- **DIRECTIONS**: Which lines hold the word "public"? Copy each one.

- **PROVIDED RECORDS**:
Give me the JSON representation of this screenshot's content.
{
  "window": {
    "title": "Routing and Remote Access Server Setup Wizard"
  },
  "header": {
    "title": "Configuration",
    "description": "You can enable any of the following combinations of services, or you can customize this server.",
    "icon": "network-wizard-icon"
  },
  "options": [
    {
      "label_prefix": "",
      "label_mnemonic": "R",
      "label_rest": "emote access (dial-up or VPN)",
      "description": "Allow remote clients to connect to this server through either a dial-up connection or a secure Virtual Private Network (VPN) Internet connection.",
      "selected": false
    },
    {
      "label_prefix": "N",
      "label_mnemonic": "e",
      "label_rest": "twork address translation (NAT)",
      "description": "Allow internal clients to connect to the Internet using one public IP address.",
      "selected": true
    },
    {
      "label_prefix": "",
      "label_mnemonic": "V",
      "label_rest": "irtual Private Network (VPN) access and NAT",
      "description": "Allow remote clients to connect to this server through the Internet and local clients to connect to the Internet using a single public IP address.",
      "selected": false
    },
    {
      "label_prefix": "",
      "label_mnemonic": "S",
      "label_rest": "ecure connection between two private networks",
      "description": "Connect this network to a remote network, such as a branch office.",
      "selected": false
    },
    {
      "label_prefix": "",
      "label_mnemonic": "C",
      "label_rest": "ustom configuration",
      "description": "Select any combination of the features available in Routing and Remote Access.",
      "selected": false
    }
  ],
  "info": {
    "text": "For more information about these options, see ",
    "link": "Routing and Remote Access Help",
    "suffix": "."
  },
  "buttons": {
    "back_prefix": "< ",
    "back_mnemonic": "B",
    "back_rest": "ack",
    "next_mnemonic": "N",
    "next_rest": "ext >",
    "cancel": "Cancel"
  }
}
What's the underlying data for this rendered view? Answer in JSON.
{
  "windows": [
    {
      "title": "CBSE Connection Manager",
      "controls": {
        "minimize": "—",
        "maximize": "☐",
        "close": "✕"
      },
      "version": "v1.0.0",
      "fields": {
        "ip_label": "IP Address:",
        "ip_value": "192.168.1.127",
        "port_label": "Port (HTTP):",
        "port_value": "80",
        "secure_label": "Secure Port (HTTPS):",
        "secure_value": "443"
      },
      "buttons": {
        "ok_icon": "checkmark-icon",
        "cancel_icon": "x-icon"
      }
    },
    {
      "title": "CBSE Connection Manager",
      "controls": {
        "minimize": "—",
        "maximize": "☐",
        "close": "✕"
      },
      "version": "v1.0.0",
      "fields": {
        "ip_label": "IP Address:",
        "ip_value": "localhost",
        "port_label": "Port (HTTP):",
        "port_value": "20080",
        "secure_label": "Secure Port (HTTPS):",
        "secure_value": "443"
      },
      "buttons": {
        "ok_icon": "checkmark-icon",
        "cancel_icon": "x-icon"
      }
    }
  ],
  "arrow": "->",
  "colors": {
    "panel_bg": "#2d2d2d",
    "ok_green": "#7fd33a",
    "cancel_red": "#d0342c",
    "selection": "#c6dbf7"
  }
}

- **REPLY**:
      "description": "Allow internal clients to connect to the Internet using one public IP address.",
      "description": "Allow remote clients to connect to this server through the Internet and local clients to connect to the Internet using a single public IP address.",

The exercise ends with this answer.